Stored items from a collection
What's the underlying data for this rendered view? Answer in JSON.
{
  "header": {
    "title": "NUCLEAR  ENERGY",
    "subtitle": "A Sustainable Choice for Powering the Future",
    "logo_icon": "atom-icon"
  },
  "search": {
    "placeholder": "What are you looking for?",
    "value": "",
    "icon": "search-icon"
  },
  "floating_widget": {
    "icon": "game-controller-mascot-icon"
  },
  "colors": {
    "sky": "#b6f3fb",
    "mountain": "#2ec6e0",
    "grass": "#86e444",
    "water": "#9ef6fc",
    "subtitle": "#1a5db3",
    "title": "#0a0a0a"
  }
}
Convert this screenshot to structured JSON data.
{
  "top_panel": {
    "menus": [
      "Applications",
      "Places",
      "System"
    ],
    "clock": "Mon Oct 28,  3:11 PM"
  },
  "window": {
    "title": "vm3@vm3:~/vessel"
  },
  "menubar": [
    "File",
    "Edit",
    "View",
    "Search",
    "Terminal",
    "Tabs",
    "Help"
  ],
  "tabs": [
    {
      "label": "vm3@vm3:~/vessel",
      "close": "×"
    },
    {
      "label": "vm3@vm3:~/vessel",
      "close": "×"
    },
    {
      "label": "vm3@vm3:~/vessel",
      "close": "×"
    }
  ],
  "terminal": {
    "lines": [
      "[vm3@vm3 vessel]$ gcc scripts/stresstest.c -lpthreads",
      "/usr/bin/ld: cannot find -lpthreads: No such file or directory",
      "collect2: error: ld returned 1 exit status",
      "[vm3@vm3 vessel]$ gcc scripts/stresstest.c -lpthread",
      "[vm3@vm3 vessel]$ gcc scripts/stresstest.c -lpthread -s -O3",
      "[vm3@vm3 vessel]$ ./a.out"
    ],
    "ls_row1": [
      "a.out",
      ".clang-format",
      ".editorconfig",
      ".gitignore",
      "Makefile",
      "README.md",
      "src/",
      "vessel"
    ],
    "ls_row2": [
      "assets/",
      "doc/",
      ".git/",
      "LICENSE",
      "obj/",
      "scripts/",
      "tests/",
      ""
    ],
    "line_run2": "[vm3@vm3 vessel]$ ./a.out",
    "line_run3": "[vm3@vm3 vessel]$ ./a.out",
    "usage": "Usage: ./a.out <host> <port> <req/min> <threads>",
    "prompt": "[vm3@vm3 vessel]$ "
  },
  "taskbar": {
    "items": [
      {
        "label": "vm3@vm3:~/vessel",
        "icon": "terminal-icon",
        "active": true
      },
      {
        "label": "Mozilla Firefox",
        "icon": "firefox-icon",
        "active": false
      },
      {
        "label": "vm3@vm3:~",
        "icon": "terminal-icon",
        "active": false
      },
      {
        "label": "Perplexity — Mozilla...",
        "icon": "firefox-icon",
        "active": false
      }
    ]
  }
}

(Request)
Scan the listing above. Collect all lines with the word "data".

(Written solution)
What's the underlying data for this rendered view? Answer in JSON.
Convert this screenshot to structured JSON data.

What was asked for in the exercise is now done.